───── Recorded information
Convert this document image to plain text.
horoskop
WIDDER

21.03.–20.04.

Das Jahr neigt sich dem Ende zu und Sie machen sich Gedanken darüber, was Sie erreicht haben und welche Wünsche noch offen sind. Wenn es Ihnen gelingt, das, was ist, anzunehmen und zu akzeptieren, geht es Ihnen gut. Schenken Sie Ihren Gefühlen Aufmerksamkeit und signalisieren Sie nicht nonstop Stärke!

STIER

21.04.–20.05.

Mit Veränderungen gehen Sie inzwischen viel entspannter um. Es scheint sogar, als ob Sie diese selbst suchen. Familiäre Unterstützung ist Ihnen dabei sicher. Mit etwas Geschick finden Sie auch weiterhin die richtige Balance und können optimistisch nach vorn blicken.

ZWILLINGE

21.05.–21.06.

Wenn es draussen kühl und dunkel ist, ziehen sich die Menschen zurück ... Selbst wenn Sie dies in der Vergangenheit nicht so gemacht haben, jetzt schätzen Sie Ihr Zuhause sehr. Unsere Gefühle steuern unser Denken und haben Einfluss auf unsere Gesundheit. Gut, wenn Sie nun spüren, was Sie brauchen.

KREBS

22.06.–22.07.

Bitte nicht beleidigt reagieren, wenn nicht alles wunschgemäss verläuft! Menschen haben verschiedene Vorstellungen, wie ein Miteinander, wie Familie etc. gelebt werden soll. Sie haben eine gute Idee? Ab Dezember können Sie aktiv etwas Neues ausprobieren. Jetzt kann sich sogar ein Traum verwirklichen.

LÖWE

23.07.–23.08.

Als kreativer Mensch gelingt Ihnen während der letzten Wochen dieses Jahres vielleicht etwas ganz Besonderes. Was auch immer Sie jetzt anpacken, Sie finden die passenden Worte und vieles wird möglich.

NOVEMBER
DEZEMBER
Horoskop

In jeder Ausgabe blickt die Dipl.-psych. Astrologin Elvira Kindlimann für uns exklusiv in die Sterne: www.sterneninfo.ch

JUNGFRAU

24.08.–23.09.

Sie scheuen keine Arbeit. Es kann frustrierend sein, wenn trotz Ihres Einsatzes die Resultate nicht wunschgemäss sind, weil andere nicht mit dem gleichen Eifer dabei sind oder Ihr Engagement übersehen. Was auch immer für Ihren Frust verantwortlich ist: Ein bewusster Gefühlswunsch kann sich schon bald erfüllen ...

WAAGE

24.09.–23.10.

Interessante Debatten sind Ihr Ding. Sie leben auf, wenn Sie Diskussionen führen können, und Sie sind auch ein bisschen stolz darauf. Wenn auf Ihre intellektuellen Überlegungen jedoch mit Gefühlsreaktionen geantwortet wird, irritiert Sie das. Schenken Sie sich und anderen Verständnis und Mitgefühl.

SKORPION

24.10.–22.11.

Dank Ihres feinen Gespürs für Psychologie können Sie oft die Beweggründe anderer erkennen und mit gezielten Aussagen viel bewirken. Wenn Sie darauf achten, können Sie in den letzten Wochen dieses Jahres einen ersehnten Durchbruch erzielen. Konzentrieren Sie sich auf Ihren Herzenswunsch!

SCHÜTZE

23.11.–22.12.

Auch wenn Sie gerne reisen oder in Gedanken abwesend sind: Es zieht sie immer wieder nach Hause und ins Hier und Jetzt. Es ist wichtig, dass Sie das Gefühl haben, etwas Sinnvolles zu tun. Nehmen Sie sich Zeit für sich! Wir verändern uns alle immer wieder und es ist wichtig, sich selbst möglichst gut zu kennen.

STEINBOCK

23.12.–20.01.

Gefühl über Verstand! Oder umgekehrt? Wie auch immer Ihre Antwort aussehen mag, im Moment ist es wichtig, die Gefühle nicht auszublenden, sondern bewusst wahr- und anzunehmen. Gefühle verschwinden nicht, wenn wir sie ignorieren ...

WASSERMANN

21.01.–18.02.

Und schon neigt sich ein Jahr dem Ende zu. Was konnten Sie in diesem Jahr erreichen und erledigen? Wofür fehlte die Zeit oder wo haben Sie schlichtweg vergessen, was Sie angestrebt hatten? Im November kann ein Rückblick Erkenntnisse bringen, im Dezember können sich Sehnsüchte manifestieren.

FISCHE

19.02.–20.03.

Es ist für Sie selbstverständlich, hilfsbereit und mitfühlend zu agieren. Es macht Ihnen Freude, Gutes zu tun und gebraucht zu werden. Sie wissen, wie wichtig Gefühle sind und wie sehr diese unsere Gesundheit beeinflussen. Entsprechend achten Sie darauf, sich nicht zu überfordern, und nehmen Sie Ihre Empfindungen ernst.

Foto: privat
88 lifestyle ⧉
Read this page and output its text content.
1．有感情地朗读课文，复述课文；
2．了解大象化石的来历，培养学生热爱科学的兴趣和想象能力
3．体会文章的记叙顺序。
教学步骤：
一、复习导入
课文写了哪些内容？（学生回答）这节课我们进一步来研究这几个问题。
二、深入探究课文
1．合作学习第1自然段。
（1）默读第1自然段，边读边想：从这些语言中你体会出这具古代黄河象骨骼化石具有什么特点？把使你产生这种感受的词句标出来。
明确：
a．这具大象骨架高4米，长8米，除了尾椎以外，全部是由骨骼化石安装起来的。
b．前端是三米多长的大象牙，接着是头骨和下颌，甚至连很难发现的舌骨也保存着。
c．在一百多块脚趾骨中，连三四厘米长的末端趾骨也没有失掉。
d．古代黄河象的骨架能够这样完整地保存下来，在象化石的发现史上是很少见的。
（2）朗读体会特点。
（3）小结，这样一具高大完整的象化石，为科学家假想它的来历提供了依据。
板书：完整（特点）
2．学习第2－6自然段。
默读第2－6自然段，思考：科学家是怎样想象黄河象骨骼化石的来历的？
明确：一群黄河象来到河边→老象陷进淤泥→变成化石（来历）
──────────
Task statement:
Write out again, exactly, the lines from the one holding "Read this page and output its text content." through the end of the listing, with both ends included.

The response:
Read this page and output its text content.
1．有感情地朗读课文，复述课文；
2．了解大象化石的来历，培养学生热爱科学的兴趣和想象能力
3．体会文章的记叙顺序。
教学步骤：
一、复习导入
课文写了哪些内容？（学生回答）这节课我们进一步来研究这几个问题。
二、深入探究课文
1．合作学习第1自然段。
（1）默读第1自然段，边读边想：从这些语言中你体会出这具古代黄河象骨骼化石具有什么特点？把使你产生这种感受的词句标出来。
明确：
a．这具大象骨架高4米，长8米，除了尾椎以外，全部是由骨骼化石安装起来的。
b．前端是三米多长的大象牙，接着是头骨和下颌，甚至连很难发现的舌骨也保存着。
c．在一百多块脚趾骨中，连三四厘米长的末端趾骨也没有失掉。
d．古代黄河象的骨架能够这样完整地保存下来，在象化石的发现史上是很少见的。
（2）朗读体会特点。
（3）小结，这样一具高大完整的象化石，为科学家假想它的来历提供了依据。
板书：完整（特点）
2．学习第2－6自然段。
默读第2－6自然段，思考：科学家是怎样想象黄河象骨骼化石的来历的？
明确：一群黄河象来到河边→老象陷进淤泥→变成化石（来历）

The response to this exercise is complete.